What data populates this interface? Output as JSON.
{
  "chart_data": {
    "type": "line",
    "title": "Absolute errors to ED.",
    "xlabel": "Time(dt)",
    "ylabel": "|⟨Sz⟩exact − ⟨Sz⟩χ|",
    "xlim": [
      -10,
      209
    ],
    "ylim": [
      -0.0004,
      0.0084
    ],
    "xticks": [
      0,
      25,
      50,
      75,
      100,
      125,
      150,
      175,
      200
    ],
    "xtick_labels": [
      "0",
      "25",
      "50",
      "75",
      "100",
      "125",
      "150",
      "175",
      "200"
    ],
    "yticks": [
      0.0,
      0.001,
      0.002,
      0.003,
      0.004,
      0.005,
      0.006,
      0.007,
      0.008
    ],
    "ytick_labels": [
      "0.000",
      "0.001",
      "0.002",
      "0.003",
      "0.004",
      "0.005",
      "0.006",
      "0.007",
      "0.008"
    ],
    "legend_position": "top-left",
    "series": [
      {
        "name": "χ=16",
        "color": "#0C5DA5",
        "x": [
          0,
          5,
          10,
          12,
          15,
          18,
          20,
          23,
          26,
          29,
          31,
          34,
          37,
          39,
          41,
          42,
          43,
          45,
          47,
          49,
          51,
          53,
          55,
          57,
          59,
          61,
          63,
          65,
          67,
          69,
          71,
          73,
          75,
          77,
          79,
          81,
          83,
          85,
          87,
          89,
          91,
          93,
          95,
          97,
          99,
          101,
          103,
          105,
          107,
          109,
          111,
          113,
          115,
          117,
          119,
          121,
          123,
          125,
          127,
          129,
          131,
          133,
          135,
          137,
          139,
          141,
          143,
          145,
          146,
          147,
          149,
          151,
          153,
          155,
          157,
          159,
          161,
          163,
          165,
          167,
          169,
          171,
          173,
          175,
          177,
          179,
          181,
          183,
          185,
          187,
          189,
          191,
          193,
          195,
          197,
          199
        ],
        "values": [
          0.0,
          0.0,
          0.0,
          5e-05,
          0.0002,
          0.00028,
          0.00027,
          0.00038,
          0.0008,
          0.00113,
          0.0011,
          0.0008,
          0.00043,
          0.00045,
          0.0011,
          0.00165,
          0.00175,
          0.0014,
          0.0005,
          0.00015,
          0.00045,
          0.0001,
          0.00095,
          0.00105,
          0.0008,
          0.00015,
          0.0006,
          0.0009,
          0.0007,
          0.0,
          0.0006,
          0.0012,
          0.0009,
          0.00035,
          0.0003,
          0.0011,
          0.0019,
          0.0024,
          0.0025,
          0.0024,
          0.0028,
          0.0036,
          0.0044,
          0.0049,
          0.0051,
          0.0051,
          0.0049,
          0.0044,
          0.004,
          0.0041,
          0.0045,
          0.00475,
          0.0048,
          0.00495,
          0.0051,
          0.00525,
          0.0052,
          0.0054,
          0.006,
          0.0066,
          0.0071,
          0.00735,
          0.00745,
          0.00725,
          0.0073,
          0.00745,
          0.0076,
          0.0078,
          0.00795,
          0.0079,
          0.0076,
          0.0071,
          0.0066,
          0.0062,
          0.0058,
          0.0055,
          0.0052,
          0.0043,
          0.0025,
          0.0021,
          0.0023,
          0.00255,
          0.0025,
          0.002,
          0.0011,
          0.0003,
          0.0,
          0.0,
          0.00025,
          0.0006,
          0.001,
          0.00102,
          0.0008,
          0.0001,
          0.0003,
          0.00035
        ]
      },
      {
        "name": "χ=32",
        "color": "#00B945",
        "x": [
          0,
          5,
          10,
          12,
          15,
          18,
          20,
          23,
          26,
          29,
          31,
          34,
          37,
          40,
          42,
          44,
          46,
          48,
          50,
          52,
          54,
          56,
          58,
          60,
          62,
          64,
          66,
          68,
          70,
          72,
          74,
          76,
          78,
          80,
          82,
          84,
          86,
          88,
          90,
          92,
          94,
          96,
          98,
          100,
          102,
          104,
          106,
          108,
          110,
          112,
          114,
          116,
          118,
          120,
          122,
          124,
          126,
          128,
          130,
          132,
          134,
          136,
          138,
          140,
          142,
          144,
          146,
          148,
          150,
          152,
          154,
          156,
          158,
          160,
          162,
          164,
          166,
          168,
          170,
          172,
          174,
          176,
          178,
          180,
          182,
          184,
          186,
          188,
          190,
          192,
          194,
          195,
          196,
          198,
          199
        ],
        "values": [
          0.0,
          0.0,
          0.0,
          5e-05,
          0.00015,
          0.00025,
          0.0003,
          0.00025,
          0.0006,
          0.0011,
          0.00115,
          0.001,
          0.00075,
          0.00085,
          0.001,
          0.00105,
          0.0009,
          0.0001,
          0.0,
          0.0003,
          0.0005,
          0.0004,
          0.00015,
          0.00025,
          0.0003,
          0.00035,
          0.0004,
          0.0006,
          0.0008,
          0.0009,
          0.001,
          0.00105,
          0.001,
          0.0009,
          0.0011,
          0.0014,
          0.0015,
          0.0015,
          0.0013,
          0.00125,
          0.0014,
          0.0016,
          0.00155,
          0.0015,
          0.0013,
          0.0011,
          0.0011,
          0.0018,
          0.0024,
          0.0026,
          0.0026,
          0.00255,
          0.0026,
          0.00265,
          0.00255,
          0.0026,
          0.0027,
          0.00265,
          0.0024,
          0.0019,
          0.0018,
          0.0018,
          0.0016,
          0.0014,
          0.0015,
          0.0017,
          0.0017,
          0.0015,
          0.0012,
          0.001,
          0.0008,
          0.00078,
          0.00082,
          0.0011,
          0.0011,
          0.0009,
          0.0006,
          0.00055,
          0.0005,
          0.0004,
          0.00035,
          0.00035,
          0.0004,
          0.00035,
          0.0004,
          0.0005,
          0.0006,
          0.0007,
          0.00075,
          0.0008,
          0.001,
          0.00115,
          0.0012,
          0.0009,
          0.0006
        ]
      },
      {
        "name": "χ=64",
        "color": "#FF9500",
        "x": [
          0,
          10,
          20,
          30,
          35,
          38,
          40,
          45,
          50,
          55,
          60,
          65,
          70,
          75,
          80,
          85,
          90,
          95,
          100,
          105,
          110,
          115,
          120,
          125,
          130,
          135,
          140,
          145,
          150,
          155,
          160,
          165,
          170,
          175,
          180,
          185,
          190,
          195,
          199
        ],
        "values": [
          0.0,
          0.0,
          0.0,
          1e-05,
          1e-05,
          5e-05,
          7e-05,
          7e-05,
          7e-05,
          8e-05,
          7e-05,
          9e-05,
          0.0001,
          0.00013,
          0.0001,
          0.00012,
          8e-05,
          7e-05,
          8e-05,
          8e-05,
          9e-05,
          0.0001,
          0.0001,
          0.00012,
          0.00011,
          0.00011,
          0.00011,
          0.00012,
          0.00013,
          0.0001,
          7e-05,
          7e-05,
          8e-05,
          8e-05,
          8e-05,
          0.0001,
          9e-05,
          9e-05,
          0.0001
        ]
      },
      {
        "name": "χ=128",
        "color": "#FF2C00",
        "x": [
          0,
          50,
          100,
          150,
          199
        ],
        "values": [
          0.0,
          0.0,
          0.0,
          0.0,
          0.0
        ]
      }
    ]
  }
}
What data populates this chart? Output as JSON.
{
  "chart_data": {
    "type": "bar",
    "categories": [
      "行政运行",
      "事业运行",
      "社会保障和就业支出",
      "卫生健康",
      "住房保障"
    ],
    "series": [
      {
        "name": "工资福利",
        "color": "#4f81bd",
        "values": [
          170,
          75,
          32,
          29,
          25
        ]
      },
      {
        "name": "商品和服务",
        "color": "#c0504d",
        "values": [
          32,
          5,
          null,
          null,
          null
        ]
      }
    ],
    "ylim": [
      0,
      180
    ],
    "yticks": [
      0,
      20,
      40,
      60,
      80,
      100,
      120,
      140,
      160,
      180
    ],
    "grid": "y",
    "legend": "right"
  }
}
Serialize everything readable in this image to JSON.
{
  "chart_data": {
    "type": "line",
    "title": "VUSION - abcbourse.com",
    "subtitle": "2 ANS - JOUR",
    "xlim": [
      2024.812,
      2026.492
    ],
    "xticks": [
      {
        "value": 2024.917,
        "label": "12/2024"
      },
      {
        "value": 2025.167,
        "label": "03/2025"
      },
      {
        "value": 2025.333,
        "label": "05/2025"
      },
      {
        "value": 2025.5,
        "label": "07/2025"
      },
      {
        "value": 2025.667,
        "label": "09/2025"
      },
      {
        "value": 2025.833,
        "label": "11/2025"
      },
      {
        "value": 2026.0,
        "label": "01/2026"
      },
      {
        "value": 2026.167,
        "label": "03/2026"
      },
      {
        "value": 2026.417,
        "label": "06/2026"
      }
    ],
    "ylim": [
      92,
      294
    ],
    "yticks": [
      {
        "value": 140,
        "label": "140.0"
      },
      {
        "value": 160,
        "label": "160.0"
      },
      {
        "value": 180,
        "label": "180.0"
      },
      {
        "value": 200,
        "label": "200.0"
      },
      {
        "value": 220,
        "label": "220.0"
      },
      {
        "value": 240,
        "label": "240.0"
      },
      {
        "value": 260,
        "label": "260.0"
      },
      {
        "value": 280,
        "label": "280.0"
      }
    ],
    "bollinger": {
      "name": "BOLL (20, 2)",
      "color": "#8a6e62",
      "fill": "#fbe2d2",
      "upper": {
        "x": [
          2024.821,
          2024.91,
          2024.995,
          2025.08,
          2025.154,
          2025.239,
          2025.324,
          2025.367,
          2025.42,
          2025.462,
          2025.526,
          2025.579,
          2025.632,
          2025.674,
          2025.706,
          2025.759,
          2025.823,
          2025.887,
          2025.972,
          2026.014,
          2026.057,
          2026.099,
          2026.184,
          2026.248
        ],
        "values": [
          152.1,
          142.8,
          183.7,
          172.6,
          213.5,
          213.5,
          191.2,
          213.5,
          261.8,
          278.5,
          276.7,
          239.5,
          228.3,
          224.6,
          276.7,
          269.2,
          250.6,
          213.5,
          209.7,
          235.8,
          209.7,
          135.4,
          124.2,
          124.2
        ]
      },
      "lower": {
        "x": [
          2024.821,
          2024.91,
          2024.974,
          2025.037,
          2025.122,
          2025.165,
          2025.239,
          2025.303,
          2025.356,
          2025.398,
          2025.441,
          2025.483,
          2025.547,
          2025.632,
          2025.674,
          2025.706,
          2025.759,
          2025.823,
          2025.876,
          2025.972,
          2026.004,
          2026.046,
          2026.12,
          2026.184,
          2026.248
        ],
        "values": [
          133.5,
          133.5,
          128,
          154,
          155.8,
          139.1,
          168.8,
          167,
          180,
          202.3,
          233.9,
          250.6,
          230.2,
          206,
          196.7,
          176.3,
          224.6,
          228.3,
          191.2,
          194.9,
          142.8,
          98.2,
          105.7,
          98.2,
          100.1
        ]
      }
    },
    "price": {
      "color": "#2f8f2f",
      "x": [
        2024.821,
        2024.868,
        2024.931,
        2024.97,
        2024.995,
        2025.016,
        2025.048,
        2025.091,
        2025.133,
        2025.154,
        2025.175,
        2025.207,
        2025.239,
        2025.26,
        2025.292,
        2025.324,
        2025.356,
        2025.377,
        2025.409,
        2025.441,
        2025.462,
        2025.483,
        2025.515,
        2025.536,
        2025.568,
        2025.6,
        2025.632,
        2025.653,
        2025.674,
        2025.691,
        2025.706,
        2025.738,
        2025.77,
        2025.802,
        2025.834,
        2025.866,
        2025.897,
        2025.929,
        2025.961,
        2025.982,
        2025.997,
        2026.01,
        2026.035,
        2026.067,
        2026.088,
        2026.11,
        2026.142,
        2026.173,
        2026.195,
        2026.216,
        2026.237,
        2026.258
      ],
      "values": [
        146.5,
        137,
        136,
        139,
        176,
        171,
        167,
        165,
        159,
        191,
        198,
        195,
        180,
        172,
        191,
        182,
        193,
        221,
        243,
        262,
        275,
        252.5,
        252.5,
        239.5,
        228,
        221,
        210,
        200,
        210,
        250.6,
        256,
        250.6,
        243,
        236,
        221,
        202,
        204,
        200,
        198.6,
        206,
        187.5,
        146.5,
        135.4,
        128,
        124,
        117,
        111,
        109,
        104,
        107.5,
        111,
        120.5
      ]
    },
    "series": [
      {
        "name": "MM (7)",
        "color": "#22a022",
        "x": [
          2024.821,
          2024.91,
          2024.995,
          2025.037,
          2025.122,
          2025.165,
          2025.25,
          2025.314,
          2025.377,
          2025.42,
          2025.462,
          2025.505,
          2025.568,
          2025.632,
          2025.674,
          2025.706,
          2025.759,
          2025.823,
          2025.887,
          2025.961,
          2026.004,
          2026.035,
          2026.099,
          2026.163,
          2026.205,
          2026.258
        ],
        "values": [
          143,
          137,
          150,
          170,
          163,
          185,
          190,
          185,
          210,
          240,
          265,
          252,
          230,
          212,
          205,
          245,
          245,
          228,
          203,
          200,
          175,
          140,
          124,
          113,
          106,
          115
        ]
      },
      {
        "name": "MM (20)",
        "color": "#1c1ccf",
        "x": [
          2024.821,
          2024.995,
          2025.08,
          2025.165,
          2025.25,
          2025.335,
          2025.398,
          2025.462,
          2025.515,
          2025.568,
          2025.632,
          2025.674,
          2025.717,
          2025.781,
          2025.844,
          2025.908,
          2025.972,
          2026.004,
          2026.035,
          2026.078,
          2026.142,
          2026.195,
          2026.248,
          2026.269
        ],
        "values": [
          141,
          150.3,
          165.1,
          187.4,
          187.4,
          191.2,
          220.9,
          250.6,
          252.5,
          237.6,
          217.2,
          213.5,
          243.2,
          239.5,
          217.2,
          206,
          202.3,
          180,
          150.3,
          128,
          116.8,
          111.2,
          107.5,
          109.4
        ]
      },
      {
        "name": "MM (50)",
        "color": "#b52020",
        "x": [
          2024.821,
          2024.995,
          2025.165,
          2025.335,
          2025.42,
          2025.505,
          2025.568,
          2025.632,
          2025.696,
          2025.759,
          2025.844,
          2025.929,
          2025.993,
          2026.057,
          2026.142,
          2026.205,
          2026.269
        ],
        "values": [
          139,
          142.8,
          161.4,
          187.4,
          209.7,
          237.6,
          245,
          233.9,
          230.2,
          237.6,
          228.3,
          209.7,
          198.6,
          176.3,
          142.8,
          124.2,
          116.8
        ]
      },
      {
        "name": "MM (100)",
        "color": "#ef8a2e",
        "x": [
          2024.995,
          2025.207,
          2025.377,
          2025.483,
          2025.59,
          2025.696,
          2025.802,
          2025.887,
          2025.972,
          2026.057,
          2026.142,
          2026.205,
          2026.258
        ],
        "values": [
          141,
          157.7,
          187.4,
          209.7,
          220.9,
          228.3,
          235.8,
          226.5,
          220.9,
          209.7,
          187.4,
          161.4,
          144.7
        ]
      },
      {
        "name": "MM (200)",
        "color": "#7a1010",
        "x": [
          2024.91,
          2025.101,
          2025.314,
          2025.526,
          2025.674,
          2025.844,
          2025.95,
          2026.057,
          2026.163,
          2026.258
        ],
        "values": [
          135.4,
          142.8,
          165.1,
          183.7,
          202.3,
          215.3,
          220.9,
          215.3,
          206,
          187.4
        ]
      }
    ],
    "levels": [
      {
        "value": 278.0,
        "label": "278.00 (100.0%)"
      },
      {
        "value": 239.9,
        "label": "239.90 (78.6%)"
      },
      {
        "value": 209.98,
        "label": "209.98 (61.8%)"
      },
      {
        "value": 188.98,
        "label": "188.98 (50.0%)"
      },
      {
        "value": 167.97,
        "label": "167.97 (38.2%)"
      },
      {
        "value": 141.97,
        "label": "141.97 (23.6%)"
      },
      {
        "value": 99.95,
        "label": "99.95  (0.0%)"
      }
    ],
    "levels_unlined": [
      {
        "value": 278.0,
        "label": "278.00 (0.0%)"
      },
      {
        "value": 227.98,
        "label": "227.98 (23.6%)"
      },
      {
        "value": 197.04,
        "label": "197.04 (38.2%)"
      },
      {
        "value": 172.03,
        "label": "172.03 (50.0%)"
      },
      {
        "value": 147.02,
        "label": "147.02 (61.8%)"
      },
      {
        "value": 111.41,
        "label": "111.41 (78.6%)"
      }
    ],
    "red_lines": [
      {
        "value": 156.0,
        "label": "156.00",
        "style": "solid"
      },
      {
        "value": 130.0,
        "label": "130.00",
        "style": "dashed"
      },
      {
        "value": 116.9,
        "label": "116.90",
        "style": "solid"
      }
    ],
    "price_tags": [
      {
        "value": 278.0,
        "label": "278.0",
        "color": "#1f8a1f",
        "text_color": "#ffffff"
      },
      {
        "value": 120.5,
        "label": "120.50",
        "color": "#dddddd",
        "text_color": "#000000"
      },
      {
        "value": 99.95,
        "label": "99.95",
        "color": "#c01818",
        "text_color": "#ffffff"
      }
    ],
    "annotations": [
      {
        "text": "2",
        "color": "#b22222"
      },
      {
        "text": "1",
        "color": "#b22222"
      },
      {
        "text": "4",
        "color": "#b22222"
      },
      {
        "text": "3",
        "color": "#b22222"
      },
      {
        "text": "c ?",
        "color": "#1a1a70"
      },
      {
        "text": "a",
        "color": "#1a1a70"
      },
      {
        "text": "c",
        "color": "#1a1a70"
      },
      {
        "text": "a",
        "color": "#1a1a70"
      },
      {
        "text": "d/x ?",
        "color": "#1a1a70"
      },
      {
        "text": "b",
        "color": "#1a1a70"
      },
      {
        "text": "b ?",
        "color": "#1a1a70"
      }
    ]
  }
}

## Task statement
Count the lines in the entries that hold the word "populates", and give nothing but the total.

## Response
2